--- begin ---

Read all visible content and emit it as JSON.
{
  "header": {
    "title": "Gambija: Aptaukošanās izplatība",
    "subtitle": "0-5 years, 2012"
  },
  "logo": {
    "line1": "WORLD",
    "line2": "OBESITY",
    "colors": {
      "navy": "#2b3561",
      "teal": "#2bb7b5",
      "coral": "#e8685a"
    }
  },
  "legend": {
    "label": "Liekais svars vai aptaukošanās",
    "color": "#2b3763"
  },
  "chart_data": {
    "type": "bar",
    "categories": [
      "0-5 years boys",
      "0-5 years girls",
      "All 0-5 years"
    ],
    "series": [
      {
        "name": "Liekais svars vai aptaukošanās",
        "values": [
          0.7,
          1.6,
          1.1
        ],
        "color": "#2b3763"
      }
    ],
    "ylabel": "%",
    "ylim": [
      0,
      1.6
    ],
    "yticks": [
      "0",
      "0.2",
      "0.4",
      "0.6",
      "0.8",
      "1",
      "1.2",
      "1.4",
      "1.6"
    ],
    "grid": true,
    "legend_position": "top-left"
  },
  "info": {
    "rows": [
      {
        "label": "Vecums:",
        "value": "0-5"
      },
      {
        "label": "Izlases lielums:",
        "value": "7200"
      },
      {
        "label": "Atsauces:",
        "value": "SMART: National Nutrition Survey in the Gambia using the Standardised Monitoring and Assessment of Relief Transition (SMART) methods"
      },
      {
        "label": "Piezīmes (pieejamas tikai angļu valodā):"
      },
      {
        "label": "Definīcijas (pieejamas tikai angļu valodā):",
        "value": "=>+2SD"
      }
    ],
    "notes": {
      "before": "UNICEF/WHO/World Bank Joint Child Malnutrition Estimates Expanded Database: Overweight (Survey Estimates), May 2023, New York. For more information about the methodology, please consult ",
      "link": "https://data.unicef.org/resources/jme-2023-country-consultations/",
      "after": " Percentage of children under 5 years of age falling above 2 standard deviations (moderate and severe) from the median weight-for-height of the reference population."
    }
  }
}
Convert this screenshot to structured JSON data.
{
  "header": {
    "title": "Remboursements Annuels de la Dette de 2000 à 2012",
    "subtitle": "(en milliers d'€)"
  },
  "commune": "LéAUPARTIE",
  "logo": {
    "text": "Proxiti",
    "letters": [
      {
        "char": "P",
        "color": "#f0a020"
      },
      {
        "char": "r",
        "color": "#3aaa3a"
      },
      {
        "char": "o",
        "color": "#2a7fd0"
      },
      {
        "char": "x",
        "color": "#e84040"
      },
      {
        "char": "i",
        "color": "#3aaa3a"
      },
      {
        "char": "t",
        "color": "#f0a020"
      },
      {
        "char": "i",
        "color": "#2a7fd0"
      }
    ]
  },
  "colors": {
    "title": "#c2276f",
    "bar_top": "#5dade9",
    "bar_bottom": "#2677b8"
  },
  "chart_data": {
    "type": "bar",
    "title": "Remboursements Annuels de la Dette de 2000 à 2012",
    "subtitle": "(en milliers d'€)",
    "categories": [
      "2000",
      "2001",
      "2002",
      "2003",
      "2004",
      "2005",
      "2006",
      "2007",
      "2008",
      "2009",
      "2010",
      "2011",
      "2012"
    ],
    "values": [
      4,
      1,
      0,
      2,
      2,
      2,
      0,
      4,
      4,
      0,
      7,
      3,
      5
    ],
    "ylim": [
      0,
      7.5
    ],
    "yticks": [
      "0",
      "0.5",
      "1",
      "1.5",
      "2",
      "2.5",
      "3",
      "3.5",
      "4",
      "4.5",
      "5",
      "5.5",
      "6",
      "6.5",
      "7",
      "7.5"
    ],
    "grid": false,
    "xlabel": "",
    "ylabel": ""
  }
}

--- end ---

Copy out each line of the entries that holds "JSON".

Read all visible content and emit it as JSON.
Convert this screenshot to structured JSON data.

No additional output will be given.